(Instructions to follow): All of the records below must be output exactly, with no pictures carried over.

# # #

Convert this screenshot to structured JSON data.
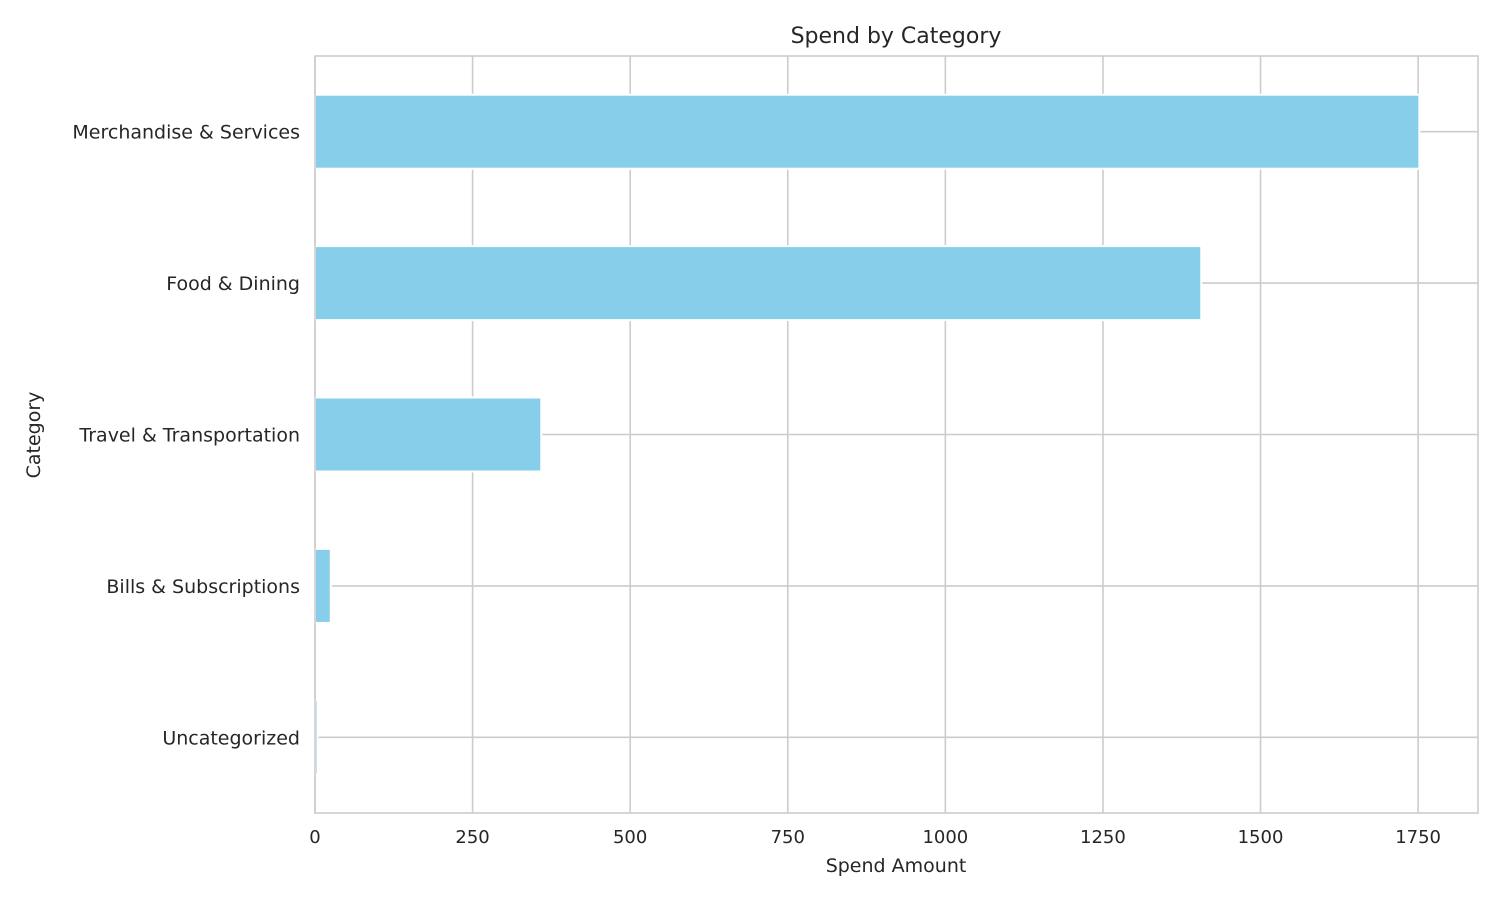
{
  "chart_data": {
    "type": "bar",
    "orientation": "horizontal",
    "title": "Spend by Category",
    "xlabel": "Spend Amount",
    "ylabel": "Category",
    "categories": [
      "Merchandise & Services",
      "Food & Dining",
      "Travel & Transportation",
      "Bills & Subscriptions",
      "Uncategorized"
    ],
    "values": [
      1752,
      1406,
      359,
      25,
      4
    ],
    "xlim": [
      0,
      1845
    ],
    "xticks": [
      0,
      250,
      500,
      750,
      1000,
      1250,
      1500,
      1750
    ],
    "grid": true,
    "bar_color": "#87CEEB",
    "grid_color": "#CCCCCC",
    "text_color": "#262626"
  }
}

# # #

(Completed exercise):
Convert this screenshot to structured JSON data.
{
  "chart_data": {
    "type": "bar",
    "orientation": "horizontal",
    "title": "Spend by Category",
    "xlabel": "Spend Amount",
    "ylabel": "Category",
    "categories": [
      "Merchandise & Services",
      "Food & Dining",
      "Travel & Transportation",
      "Bills & Subscriptions",
      "Uncategorized"
    ],
    "values": [
      1752,
      1406,
      359,
      25,
      4
    ],
    "xlim": [
      0,
      1845
    ],
    "xticks": [
      0,
      250,
      500,
      750,
      1000,
      1250,
      1500,
      1750
    ],
    "grid": true,
    "bar_color": "#87CEEB",
    "grid_color": "#CCCCCC",
    "text_color": "#262626"
  }
}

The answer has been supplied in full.